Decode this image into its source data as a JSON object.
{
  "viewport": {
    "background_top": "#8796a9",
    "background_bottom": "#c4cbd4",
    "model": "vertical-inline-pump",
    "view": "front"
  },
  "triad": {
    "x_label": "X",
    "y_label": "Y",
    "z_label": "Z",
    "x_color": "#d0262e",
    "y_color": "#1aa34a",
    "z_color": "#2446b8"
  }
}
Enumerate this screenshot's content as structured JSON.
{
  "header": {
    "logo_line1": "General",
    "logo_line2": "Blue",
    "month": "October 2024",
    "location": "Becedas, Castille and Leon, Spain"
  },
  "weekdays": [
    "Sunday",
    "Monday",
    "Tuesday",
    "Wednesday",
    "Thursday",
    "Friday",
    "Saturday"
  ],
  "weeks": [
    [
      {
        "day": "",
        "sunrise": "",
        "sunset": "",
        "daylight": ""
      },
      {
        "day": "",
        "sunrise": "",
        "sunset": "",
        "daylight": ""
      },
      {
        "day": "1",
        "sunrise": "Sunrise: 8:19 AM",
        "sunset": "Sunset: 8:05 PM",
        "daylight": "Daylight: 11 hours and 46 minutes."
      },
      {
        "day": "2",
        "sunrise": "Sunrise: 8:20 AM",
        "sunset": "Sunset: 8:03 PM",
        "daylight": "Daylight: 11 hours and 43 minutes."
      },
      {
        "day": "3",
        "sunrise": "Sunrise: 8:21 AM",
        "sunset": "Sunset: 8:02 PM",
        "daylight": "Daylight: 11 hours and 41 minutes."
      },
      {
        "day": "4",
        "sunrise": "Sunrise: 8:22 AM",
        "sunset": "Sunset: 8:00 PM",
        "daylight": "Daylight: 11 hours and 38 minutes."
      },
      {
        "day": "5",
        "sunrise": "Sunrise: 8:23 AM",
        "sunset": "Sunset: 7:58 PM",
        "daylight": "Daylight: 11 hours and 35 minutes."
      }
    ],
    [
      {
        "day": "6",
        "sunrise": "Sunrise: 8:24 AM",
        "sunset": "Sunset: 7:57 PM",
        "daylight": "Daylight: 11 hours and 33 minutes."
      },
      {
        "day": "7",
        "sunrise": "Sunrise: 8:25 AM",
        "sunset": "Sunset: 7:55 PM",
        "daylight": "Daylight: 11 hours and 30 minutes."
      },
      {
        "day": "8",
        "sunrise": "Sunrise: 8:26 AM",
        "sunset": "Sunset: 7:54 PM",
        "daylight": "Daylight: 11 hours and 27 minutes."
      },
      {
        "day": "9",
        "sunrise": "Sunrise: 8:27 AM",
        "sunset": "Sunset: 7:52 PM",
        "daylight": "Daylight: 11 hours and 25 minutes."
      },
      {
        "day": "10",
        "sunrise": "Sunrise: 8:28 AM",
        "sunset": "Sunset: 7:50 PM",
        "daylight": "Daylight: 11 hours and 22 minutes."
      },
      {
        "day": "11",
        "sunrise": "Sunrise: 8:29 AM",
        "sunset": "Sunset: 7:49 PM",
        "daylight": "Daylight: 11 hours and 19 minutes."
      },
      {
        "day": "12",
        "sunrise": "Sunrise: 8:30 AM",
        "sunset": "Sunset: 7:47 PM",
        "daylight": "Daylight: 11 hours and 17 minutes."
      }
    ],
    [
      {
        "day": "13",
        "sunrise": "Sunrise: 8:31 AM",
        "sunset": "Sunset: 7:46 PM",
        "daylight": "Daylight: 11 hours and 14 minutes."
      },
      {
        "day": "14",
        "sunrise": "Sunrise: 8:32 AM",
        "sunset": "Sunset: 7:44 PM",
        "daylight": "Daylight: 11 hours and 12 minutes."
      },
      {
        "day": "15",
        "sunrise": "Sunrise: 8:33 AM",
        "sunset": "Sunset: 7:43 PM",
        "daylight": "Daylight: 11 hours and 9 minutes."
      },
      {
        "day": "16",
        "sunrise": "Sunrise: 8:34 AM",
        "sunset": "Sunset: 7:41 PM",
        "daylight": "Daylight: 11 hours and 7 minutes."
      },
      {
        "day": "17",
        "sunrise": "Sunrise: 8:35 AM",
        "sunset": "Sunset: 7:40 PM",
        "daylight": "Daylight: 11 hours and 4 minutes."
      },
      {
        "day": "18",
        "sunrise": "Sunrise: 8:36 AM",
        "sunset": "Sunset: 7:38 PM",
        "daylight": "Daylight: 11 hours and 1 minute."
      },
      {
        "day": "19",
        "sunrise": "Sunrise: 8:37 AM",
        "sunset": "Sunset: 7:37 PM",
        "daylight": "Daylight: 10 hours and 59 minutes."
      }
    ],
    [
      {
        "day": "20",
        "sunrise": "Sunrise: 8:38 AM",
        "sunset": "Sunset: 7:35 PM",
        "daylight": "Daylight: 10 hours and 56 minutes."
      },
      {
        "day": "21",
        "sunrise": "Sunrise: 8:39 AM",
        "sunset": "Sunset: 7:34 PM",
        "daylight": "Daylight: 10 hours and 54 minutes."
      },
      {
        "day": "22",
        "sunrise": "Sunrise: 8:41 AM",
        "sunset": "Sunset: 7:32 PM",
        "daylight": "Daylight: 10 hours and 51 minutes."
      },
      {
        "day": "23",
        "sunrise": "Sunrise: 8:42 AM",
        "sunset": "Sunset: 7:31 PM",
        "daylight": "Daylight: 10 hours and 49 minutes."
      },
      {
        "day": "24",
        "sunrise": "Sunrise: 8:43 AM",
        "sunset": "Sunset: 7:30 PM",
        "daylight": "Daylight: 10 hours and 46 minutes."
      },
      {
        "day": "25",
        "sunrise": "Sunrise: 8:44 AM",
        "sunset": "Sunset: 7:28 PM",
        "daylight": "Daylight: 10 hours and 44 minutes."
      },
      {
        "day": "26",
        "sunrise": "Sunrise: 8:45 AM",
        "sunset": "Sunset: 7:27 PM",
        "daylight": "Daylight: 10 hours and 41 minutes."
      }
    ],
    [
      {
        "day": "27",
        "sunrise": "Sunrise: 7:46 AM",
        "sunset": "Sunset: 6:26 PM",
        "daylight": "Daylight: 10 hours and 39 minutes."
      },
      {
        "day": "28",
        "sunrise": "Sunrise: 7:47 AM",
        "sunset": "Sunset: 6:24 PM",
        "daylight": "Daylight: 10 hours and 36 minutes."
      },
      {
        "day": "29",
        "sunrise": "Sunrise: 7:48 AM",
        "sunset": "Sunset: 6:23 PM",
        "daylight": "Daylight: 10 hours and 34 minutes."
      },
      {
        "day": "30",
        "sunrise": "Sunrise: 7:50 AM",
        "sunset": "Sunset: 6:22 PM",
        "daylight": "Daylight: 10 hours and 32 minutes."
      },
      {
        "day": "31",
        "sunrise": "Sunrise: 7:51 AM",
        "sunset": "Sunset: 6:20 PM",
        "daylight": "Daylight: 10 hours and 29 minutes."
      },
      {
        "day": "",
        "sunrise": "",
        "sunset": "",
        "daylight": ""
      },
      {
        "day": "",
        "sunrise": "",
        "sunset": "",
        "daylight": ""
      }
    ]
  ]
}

================

→ **Exercise objective**:
Where a line above includes "JSON", copy that line.

→ **Solution to the exercise**:
Decode this image into its source data as a JSON object.
Enumerate this screenshot's content as structured JSON.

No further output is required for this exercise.